_OBJECTIF DE L'EXERCICE_. Réécrivez sous forme de liste le paragraphe du texte sur la précarité énergétique ci-dessous qui commence par « Ce projet vise à mieux comprendre », en conservant ses faits principaux.

_TEXTE DE L'EXERCICE_.
Ce projet vise à mieux comprendre comment l’intelligence artificielle pourrait contribuer à lutter contre la précarité énergétique résidentielle. Jusqu’à un ménage canadien sur cinq vit une forme de précarité énergétique, c’est-à-dire une difficulté d’accès, en raison des coûts ou de la disponibilité, aux services énergétiques nécessaires à la réalisation des activités domestiques courantes. Cette forme d’injustice énergétique résidentielle a des répercussions importantes sur le bien-être des individus et des communautés.
L’utilisation de l’intelligence artificielle (IA) offre des possibilités prometteuses pour lutter contre la précarité énergétique, mais elle comporte également des risques, notamment celui d’accentuer certains biais, de renforcer des pratiques inéquitables et de nuire à l’environnement.
Les recherches portant sur l’intersection entre l’IA et l’injustice énergétique résidentielle ont jusqu’à présent adopté une approche principalement technologique, accordant peu d’attention aux expériences vécues des personnes touchées par cette réalité et à leur rapport aux technologies numériques afin d’évaluer leur acceptabilité comme voie de solution.
En s’appuyant sur le concept de justice énergétique, cette recherche phénoménologique vise à développer de nouvelles connaissances centrées sur les ménages et fondées sur leur expérience vécue, afin de mieux comprendre les risques et les possibilités liés à l’utilisation de l’IA pour analyser et répondre aux situations d’injustice énergétique dans le secteur résidentiel.

_ENTRÉES PRÉSENTÉES_.
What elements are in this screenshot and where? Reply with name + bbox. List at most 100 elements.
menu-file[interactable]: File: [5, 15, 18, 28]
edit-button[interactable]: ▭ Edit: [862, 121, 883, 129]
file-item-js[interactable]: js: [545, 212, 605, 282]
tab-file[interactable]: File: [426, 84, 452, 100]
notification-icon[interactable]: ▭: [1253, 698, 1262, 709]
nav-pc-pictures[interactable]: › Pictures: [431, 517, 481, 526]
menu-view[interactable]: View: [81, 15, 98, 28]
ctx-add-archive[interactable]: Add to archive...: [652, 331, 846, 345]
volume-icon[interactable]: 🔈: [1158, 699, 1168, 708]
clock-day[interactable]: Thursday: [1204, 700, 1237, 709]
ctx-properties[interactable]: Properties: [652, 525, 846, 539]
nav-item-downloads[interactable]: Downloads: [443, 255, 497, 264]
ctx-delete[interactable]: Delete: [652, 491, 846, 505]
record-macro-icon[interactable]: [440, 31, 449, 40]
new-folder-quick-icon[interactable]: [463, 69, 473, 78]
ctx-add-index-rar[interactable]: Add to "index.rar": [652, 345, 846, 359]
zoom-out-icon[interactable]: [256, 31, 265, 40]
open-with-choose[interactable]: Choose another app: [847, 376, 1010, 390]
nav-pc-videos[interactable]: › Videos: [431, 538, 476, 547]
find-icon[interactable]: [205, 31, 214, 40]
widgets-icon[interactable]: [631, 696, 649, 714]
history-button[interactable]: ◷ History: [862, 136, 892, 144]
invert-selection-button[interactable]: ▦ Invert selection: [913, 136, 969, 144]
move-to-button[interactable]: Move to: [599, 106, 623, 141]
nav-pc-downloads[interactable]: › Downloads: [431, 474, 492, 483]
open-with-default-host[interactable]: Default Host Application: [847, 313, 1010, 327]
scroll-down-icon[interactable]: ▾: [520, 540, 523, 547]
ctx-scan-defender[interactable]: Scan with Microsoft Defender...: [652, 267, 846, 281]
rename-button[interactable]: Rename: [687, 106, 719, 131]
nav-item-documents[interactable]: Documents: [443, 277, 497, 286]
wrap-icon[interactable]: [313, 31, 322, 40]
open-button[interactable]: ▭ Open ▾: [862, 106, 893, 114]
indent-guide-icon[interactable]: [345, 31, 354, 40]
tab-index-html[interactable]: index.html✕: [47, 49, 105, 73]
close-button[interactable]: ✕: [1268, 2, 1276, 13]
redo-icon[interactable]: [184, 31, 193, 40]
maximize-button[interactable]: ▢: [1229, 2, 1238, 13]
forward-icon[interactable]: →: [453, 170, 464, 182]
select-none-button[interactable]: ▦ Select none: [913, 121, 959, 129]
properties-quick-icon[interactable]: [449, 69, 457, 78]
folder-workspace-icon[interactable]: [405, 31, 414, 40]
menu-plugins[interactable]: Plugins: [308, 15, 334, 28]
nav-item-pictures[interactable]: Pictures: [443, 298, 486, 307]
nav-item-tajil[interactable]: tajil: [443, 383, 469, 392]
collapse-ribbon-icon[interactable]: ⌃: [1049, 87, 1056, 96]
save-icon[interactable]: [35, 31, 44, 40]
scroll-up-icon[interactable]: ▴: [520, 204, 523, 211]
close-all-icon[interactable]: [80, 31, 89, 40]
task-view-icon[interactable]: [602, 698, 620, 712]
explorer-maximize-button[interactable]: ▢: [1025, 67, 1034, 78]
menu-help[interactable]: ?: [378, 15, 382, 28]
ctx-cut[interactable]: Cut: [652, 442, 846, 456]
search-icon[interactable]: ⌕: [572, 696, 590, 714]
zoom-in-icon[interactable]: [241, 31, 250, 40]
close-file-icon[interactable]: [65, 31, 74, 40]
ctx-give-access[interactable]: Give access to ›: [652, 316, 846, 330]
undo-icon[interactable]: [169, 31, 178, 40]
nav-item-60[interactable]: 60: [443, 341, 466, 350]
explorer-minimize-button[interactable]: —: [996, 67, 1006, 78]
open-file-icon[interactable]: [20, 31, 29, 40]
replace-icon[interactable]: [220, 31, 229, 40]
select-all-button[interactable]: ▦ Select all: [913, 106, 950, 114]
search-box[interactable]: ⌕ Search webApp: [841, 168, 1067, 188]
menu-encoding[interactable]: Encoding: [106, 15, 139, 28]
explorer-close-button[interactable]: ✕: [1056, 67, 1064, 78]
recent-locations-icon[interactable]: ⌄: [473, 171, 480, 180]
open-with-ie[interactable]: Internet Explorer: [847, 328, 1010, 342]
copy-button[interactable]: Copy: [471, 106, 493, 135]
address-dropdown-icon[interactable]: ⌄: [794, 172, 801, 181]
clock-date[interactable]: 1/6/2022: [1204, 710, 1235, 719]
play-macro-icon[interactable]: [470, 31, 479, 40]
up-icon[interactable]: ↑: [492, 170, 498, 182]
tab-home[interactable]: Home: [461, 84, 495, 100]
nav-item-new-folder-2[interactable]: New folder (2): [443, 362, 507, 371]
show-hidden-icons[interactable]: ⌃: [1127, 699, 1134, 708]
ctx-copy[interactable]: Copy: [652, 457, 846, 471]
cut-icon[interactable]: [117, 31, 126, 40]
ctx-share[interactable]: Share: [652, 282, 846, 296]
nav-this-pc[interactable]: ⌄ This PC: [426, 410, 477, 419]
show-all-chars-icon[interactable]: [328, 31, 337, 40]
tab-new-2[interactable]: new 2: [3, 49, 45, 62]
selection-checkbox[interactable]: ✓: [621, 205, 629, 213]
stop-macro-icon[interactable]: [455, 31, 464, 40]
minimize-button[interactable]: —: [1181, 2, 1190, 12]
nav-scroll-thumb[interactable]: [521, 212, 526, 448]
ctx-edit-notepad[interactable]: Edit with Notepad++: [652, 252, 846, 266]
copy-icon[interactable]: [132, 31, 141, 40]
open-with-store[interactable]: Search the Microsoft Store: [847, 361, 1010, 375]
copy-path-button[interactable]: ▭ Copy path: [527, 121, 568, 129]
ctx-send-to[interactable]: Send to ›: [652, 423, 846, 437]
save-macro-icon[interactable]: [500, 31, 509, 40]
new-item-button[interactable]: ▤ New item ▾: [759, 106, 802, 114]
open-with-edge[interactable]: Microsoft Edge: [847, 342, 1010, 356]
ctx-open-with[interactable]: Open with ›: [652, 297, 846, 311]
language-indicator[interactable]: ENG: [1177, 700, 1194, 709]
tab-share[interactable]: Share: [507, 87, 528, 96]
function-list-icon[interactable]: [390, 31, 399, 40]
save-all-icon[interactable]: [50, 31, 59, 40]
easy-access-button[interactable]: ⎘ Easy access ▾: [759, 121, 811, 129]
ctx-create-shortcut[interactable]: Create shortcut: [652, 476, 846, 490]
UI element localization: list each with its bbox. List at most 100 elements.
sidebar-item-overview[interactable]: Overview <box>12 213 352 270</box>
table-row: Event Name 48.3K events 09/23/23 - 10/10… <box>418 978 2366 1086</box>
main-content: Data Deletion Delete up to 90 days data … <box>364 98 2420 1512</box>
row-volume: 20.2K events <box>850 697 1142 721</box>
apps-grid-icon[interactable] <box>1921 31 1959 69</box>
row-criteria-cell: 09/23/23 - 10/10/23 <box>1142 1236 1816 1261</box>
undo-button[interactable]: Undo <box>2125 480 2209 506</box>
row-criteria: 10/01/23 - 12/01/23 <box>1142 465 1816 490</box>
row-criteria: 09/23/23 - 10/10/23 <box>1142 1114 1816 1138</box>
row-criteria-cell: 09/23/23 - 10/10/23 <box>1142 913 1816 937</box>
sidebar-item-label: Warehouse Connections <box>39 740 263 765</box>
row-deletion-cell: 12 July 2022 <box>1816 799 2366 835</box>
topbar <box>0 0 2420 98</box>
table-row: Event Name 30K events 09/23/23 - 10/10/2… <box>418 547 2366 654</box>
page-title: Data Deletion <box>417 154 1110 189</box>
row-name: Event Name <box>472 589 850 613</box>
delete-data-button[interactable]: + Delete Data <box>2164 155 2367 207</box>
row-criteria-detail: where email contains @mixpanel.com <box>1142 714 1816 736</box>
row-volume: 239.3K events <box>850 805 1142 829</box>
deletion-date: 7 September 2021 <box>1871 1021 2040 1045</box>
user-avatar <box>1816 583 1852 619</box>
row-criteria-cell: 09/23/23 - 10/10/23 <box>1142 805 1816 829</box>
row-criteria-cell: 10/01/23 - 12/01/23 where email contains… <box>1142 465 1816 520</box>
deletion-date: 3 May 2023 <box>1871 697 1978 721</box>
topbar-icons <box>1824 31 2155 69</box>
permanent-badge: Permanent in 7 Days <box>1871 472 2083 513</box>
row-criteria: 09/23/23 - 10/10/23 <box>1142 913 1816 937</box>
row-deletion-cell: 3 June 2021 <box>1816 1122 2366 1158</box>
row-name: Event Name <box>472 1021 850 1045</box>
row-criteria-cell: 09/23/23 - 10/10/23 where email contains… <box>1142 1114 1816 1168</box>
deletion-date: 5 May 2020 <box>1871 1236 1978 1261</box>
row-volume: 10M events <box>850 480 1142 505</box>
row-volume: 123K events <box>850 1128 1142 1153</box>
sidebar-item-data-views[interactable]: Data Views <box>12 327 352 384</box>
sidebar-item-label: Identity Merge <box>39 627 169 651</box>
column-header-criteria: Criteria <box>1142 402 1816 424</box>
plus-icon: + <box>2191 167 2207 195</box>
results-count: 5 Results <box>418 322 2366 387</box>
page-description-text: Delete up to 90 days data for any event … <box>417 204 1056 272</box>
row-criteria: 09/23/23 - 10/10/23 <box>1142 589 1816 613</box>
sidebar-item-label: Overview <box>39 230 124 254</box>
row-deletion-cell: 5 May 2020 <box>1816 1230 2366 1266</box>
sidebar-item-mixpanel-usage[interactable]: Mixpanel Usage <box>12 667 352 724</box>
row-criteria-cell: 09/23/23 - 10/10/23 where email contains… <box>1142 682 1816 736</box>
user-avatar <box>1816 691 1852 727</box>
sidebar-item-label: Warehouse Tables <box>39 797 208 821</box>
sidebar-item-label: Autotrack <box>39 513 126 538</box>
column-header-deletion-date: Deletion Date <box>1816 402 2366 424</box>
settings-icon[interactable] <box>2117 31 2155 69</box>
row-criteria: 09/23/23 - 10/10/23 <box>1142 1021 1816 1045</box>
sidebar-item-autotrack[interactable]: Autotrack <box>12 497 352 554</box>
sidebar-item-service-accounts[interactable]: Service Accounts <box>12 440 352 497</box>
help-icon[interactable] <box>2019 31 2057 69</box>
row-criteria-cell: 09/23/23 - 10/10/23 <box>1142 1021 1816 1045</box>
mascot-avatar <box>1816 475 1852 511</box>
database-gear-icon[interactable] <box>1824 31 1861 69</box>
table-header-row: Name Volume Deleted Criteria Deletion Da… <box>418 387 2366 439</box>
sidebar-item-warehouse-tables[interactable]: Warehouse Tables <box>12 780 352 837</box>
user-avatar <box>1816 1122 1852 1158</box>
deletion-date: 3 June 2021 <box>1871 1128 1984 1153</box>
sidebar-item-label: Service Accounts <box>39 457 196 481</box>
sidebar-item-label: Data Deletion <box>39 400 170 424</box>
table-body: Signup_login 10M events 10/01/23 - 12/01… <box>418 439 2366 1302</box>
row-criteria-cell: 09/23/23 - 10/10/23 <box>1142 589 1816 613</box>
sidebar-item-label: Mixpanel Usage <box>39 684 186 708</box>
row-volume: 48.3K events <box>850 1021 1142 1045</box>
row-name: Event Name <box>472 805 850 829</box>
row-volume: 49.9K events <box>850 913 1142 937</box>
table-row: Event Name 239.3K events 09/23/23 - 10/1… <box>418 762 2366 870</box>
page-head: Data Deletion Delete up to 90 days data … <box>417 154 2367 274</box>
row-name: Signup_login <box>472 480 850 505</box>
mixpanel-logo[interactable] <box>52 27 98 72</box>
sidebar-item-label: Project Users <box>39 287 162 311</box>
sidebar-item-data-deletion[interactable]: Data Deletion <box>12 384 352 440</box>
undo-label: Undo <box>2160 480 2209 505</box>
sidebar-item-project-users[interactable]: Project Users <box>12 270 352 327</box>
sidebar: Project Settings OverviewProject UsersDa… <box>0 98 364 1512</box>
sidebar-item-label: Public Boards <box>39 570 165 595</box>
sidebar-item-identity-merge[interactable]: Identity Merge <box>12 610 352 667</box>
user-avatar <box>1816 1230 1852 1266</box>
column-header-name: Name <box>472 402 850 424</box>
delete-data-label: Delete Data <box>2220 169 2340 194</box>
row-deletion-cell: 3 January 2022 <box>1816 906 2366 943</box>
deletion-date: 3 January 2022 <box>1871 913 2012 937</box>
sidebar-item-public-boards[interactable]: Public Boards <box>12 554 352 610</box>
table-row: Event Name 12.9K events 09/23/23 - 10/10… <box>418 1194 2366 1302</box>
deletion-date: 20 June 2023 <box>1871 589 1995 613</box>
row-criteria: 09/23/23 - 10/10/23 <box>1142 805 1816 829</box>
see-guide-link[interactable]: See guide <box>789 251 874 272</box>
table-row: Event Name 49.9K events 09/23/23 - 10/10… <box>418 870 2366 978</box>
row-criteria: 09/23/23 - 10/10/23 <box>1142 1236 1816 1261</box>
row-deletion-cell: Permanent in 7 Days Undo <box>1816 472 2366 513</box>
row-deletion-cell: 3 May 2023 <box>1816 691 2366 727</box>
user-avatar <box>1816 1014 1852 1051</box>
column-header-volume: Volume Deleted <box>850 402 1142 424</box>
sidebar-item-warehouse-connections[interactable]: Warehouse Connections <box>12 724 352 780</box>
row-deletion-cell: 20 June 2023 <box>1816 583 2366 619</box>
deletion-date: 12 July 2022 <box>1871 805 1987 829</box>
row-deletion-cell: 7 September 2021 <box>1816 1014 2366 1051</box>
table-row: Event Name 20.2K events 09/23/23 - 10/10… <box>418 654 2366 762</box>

_VOTRE RÉPONSE_.
- Objet du projet : mieux comprendre comment l'intelligence artificielle pourrait contribuer à lutter contre la précarité énergétique résidentielle.
- Ampleur : jusqu'à un ménage canadien sur cinq vit une forme de précarité énergétique.
- Définition : difficulté d'accès, en raison des coûts ou de la disponibilité, aux services énergétiques nécessaires aux activités domestiques courantes.
- Conséquences : cette injustice énergétique résidentielle a des répercussions importantes sur le bien-être des individus et des communautés.